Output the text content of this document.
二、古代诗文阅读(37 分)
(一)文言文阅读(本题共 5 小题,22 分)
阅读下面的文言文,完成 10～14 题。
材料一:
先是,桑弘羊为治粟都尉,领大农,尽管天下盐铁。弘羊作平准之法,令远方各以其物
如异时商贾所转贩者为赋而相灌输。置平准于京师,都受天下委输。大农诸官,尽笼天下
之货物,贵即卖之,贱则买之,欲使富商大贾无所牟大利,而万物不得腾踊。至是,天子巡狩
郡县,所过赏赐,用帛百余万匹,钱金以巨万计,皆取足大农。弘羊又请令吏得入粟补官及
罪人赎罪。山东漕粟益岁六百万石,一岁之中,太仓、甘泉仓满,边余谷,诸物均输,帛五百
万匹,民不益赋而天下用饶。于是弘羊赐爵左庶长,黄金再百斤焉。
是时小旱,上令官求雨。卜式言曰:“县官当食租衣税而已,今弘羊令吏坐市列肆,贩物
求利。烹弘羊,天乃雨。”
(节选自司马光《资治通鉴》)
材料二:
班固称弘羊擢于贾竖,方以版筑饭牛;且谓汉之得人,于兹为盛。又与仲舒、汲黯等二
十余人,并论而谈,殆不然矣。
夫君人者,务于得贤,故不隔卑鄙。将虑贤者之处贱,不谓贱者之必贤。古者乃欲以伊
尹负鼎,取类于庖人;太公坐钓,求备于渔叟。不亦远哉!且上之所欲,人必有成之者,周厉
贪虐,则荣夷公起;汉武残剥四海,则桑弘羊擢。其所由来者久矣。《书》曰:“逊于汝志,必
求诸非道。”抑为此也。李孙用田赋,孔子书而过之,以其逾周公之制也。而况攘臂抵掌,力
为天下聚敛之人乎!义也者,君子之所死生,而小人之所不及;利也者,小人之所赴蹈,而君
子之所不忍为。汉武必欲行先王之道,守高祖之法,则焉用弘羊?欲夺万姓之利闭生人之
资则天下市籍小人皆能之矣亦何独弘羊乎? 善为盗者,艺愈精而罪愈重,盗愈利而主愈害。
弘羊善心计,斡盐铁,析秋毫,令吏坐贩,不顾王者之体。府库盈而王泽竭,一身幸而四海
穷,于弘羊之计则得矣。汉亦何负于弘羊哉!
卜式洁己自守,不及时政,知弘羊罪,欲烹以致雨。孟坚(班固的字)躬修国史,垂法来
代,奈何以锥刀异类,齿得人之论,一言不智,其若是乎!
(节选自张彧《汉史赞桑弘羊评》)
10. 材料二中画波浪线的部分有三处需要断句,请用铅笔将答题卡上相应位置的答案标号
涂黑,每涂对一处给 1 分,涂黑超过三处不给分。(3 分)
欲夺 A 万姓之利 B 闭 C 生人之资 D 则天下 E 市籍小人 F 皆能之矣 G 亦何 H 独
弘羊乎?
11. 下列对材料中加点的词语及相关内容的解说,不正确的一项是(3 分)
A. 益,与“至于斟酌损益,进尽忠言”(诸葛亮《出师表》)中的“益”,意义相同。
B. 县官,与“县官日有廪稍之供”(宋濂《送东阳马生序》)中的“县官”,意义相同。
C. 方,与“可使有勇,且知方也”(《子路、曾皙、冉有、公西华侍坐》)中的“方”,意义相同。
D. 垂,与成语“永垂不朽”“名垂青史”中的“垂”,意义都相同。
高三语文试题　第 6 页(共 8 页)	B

### Exercise description
Give nothing but the count of lines in the listing above that hold the string "意义相同".

### Worked solution
3